Records for this task start

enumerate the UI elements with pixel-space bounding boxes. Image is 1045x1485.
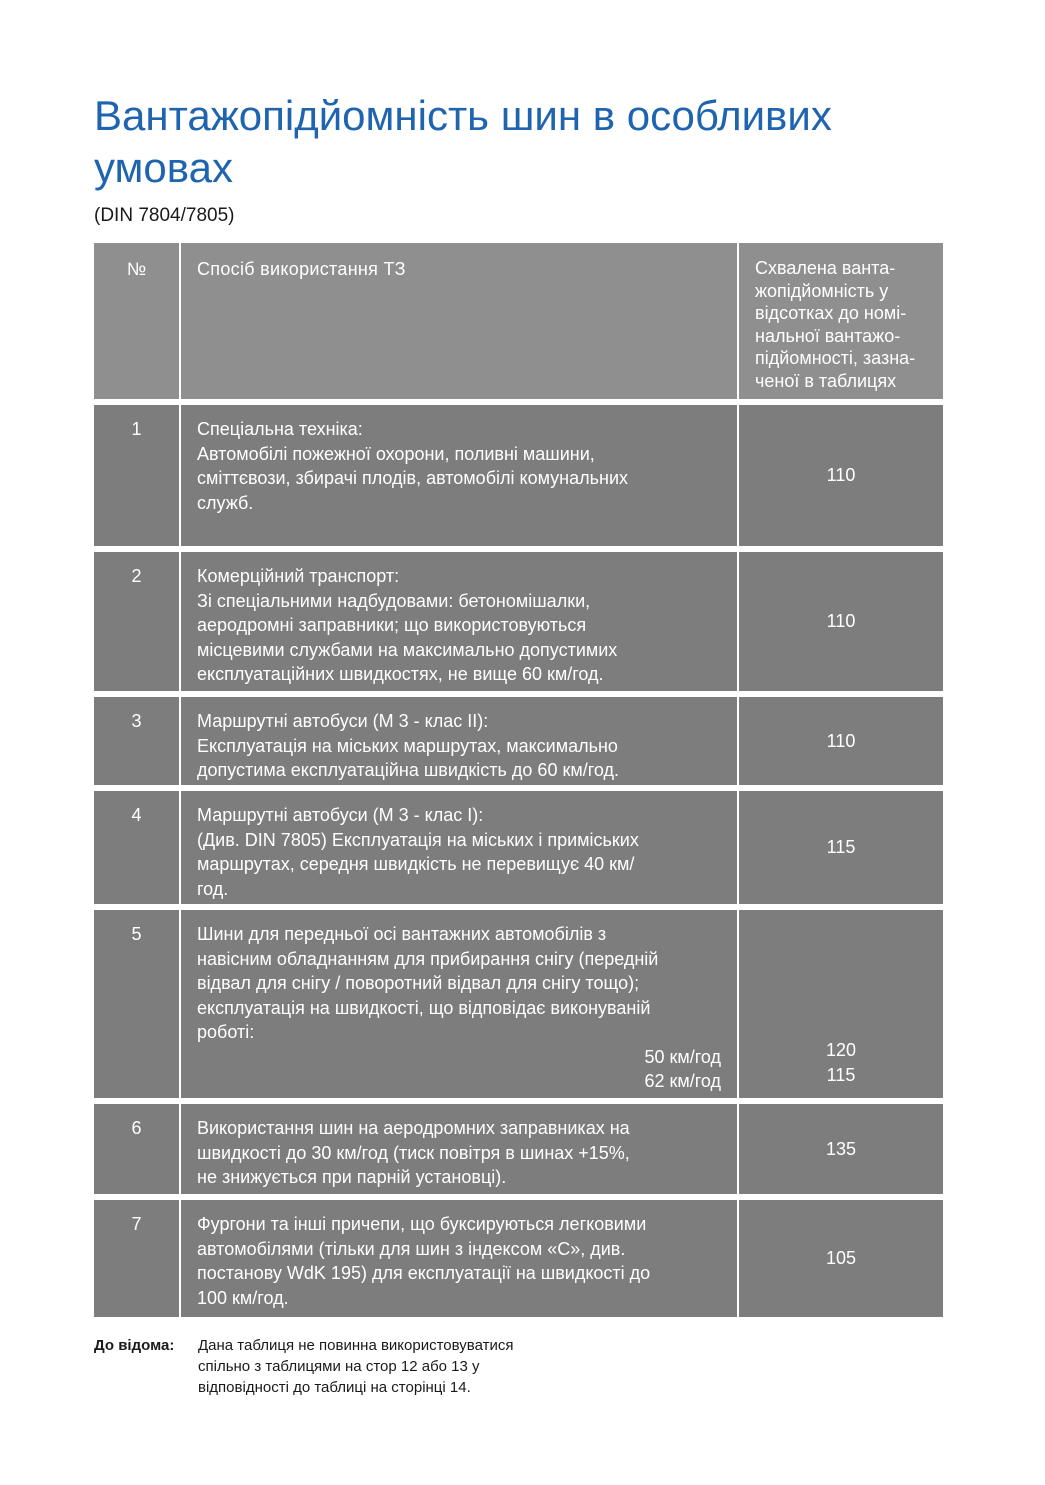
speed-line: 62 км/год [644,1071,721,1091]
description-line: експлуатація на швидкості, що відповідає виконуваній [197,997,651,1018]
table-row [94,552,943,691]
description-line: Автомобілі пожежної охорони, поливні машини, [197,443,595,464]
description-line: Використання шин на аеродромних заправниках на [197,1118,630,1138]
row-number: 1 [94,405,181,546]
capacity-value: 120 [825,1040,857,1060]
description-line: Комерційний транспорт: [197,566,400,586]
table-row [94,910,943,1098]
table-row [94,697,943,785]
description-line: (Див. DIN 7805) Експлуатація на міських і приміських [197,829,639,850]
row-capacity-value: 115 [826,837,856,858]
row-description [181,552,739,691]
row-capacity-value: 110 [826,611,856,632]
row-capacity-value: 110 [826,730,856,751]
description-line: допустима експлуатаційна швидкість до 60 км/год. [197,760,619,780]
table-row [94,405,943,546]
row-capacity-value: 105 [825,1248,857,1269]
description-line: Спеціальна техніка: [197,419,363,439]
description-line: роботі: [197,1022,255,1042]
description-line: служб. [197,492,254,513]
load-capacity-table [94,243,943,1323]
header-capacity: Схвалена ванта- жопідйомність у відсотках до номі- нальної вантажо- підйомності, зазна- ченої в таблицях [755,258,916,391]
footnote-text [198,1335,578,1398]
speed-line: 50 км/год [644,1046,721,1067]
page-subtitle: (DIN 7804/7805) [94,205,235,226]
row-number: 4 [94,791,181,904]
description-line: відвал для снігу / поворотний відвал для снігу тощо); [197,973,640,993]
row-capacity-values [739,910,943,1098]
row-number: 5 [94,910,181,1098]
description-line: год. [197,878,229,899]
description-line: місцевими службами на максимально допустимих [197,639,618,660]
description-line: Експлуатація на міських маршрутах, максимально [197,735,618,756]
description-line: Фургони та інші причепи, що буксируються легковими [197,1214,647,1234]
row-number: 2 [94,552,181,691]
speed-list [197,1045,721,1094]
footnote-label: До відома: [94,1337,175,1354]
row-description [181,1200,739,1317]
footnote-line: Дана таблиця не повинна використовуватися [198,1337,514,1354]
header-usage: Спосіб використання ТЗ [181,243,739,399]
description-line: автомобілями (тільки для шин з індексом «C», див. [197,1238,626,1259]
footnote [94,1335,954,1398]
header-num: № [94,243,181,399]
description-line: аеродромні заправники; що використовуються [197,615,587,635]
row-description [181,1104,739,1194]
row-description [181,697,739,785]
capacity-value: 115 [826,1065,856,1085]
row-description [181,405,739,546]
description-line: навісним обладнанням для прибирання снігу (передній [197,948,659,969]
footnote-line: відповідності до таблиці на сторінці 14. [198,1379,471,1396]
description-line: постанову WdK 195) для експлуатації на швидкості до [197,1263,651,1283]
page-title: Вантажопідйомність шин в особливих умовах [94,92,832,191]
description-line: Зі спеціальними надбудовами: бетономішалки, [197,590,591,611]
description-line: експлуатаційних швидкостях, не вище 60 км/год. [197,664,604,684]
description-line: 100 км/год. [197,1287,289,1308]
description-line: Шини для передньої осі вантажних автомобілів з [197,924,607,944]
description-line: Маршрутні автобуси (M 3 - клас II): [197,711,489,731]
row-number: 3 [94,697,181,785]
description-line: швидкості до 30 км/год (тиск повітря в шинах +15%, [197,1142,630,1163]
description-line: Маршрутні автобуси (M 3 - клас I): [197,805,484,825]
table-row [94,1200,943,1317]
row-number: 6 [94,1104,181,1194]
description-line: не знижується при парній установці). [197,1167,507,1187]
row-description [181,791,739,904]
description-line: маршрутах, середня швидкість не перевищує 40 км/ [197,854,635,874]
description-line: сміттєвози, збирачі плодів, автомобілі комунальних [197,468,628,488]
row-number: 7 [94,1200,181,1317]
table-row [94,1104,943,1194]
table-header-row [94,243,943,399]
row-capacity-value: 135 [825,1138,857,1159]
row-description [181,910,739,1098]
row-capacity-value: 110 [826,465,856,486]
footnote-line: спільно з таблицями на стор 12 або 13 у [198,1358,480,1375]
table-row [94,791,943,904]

Records for this task end

_Task directions_
Could you convert all of the material above into a Markdown table with the columns "No." and "Entry", giving each line its own numbered row, skipping blank lines and leaving the pictures out?

_Exercise output_
| No. | Entry |
|---|---|
| 1 | enumerate the UI elements with pixel-space bounding boxes. Image is 1045x1485. |
| 2 | speed-line: 62 км/год [644,1071,721,1091] |
| 3 | description-line: експлуатація на швидкості, що відповідає виконуваній [197,997,651,1018] |
| 4 | table-row [94,552,943,691] |
| 5 | description-line: Автомобілі пожежної охорони, поливні машини, [197,443,595,464] |
| 6 | description-line: Використання шин на аеродромних заправниках на [197,1118,630,1138] |
| 7 | row-number: 1 [94,405,181,546] |
| 8 | capacity-value: 120 [825,1040,857,1060] |
| 9 | description-line: Комерційний транспорт: [197,566,400,586] |
| 10 | table-row [94,910,943,1098] |
| 11 | table-row [94,697,943,785] |
| 12 | description-line: (Див. DIN 7805) Експлуатація на міських і приміських [197,829,639,850] |
| 13 | row-capacity-value: 115 [826,837,856,858] |
| 14 | row-description [181,552,739,691] |
| 15 | row-capacity-value: 110 [826,611,856,632] |
| 16 | row-capacity-value: 110 [826,730,856,751] |
| 17 | description-line: допустима експлуатаційна швидкість до 60 км/год. [197,760,619,780] |
| 18 | table-row [94,405,943,546] |
| 19 | row-capacity-value: 105 [825,1248,857,1269] |
| 20 | description-line: Спеціальна техніка: [197,419,363,439] |
| 21 | description-line: роботі: [197,1022,255,1042] |
| 22 | description-line: служб. [197,492,254,513] |
| 23 | load-capacity-table [94,243,943,1323] |
| 24 | header-capacity: Схвалена ванта- жопідйомність у відсотках до номі- нальної вантажо- підйомності, зазна- ченої в таблицях [755,258,916,391] |
| 25 | footnote-text [198,1335,578,1398] |
| 26 | speed-line: 50 км/год [644,1046,721,1067] |
| 27 | page-subtitle: (DIN 7804/7805) [94,205,235,226] |
| 28 | row-number: 4 [94,791,181,904] |
| 29 | description-line: відвал для снігу / поворотний відвал для снігу тощо); [197,973,640,993] |
| 30 | row-capacity-values [739,910,943,1098] |
| 31 | row-number: 5 [94,910,181,1098] |
| 32 | description-line: год. [197,878,229,899] |
| 33 | description-line: місцевими службами на максимально допустимих [197,639,618,660] |
| 34 | description-line: Експлуатація на міських маршрутах, максимально [197,735,618,756] |
| 35 | description-line: Фургони та інші причепи, що буксируються легковими [197,1214,647,1234] |
| 36 | row-number: 2 [94,552,181,691] |
| 37 | speed-list [197,1045,721,1094] |
| 38 | footnote-label: До відома: [94,1337,175,1354] |
| 39 | row-description [181,1200,739,1317] |
| 40 | footnote-line: Дана таблиця не повинна використовуватися [198,1337,514,1354] |
| 41 | header-usage: Спосіб використання ТЗ [181,243,739,399] |
| 42 | description-line: автомобілями (тільки для шин з індексом «C», див. [197,1238,626,1259] |
| 43 | footnote [94,1335,954,1398] |
| 44 | header-num: № [94,243,181,399] |
| 45 | description-line: аеродромні заправники; що використовуються [197,615,587,635] |
| 46 | row-description [181,1104,739,1194] |
| 47 | row-description [181,697,739,785] |
| 48 | capacity-value: 115 [826,1065,856,1085] |
| 49 | row-description [181,405,739,546] |
| 50 | description-line: навісним обладнанням для прибирання снігу (передній [197,948,659,969] |
| 51 | footnote-line: відповідності до таблиці на сторінці 14. [198,1379,471,1396] |
| 52 | description-line: постанову WdK 195) для експлуатації на швидкості до [197,1263,651,1283] |
| 53 | page-title: Вантажопідйомність шин в особливих умовах [94,92,832,191] |
| 54 | description-line: Зі спеціальними надбудовами: бетономішалки, [197,590,591,611] |
| 55 | description-line: експлуатаційних швидкостях, не вище 60 км/год. [197,664,604,684] |
| 56 | description-line: 100 км/год. [197,1287,289,1308] |
| 57 | description-line: Шини для передньої осі вантажних автомобілів з [197,924,607,944] |
| 58 | description-line: Маршрутні автобуси (M 3 - клас II): [197,711,489,731] |
| 59 | row-number: 3 [94,697,181,785] |
| 60 | description-line: швидкості до 30 км/год (тиск повітря в шинах +15%, [197,1142,630,1163] |
| 61 | description-line: Маршрутні автобуси (M 3 - клас I): [197,805,484,825] |
| 62 | table-row [94,1200,943,1317] |
| 63 | row-number: 6 [94,1104,181,1194] |
| 64 | description-line: не знижується при парній установці). [197,1167,507,1187] |
| 65 | row-description [181,791,739,904] |
| 66 | description-line: маршрутах, середня швидкість не перевищує 40 км/ [197,854,635,874] |
| 67 | description-line: сміттєвози, збирачі плодів, автомобілі комунальних [197,468,628,488] |
| 68 | row-number: 7 [94,1200,181,1317] |
| 69 | table-row [94,1104,943,1194] |
| 70 | table-header-row [94,243,943,399] |
| 71 | row-capacity-value: 135 [825,1138,857,1159] |
| 72 | row-description [181,910,739,1098] |
| 73 | row-capacity-value: 110 [826,465,856,486] |
| 74 | footnote-line: спільно з таблицями на стор 12 або 13 у [198,1358,480,1375] |
| 75 | table-row [94,791,943,904] |